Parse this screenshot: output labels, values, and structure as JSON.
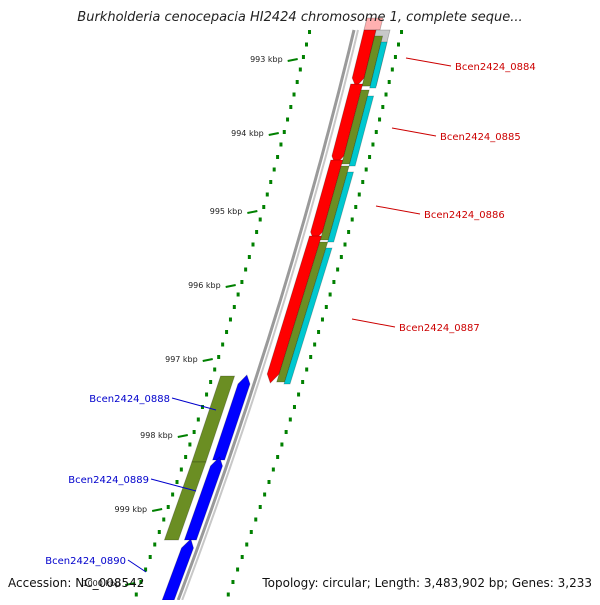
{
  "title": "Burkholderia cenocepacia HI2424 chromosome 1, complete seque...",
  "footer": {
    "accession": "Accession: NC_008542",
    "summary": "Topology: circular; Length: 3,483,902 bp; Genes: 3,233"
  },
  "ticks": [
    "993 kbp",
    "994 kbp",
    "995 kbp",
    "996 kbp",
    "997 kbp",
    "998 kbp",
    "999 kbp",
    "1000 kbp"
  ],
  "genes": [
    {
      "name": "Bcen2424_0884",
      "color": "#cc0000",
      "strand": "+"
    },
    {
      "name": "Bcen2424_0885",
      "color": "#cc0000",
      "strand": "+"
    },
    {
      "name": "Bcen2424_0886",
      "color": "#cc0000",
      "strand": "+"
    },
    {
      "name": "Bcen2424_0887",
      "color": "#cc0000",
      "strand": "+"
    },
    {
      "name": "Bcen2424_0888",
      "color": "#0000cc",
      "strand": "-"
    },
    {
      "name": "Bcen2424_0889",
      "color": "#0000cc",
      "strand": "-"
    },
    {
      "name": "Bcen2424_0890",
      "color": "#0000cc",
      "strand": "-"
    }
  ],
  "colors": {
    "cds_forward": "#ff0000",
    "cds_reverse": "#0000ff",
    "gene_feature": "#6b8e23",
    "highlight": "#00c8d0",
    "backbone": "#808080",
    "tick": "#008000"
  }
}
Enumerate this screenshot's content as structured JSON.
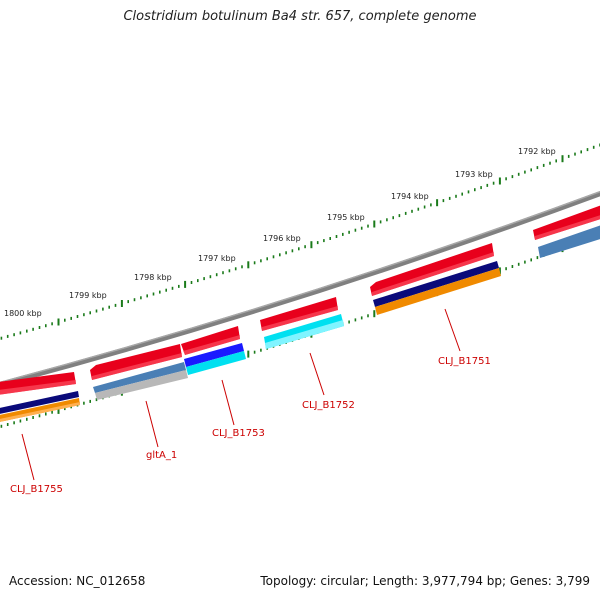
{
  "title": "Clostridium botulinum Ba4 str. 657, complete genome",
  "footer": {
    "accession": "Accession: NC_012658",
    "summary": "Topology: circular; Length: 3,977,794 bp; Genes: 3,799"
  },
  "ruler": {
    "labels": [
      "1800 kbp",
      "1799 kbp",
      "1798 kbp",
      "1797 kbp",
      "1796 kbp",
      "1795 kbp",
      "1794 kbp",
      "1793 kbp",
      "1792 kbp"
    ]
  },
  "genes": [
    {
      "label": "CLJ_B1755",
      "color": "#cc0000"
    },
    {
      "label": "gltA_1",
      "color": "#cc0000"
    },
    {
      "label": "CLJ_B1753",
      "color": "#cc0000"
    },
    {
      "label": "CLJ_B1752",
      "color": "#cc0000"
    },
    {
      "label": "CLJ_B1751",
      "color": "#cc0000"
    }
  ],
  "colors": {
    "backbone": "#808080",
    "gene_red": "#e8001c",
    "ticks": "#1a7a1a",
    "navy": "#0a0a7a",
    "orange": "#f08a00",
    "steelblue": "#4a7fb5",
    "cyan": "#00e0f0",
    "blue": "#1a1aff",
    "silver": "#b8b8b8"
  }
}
————————
* EXERCISE OBJECTIVE
Go through the material and set it down again exactly, but without any pictures.

* RESPONSE FOR THIS EXERCISE
Parse this screenshot: output labels, values, and structure as JSON.
{
  "title": "Burkholderia cenocepacia HI2424 chromosome 1, complete seque...",
  "footer": {
    "accession": "Accession: NC_008542",
    "summary": "Topology: circular; Length: 3,483,902 bp; Genes: 3,233"
  },
  "ticks": [
    "993 kbp",
    "994 kbp",
    "995 kbp",
    "996 kbp",
    "997 kbp",
    "998 kbp",
    "999 kbp",
    "1000 kbp"
  ],
  "genes": [
    {
      "name": "Bcen2424_0884",
      "color": "#cc0000",
      "strand": "+"
    },
    {
      "name": "Bcen2424_0885",
      "color": "#cc0000",
      "strand": "+"
    },
    {
      "name": "Bcen2424_0886",
      "color": "#cc0000",
      "strand": "+"
    },
    {
      "name": "Bcen2424_0887",
      "color": "#cc0000",
      "strand": "+"
    },
    {
      "name": "Bcen2424_0888",
      "color": "#0000cc",
      "strand": "-"
    },
    {
      "name": "Bcen2424_0889",
      "color": "#0000cc",
      "strand": "-"
    },
    {
      "name": "Bcen2424_0890",
      "color": "#0000cc",
      "strand": "-"
    }
  ],
  "colors": {
    "cds_forward": "#ff0000",
    "cds_reverse": "#0000ff",
    "gene_feature": "#6b8e23",
    "highlight": "#00c8d0",
    "backbone": "#808080",
    "tick": "#008000"
  }
}
Enumerate this screenshot's content as structured JSON.
{
  "title": "Clostridium botulinum Ba4 str. 657, complete genome",
  "footer": {
    "accession": "Accession: NC_012658",
    "summary": "Topology: circular; Length: 3,977,794 bp; Genes: 3,799"
  },
  "ruler": {
    "labels": [
      "1800 kbp",
      "1799 kbp",
      "1798 kbp",
      "1797 kbp",
      "1796 kbp",
      "1795 kbp",
      "1794 kbp",
      "1793 kbp",
      "1792 kbp"
    ]
  },
  "genes": [
    {
      "label": "CLJ_B1755",
      "color": "#cc0000"
    },
    {
      "label": "gltA_1",
      "color": "#cc0000"
    },
    {
      "label": "CLJ_B1753",
      "color": "#cc0000"
    },
    {
      "label": "CLJ_B1752",
      "color": "#cc0000"
    },
    {
      "label": "CLJ_B1751",
      "color": "#cc0000"
    }
  ],
  "colors": {
    "backbone": "#808080",
    "gene_red": "#e8001c",
    "ticks": "#1a7a1a",
    "navy": "#0a0a7a",
    "orange": "#f08a00",
    "steelblue": "#4a7fb5",
    "cyan": "#00e0f0",
    "blue": "#1a1aff",
    "silver": "#b8b8b8"
  }
}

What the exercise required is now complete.